- **GIVEN DATA**:
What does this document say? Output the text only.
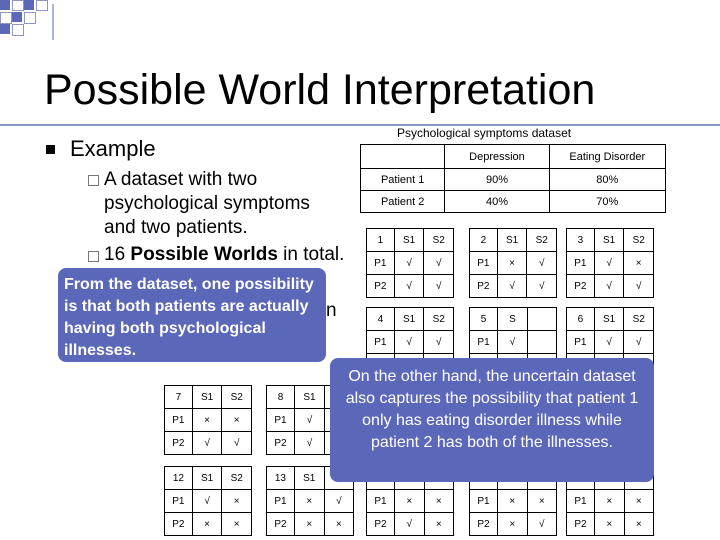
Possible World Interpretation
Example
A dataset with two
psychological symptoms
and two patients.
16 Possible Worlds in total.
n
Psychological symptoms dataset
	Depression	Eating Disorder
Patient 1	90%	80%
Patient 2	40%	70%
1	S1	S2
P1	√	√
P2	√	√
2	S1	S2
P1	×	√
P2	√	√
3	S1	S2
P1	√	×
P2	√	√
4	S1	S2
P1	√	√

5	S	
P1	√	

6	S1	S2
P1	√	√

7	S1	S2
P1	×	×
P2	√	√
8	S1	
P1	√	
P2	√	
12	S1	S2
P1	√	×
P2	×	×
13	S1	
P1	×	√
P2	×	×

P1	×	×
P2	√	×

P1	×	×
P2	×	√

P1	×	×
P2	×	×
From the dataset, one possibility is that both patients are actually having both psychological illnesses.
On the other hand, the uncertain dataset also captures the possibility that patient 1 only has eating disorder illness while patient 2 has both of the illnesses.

- **EXERCISE PROMPT**:
Please return all lines from the records that hold the word "possibility".

- **RESPONSE**:
From the dataset, one possibility is that both patients are actually having both psychological illnesses.
On the other hand, the uncertain dataset also captures the possibility that patient 1 only has eating disorder illness while patient 2 has both of the illnesses.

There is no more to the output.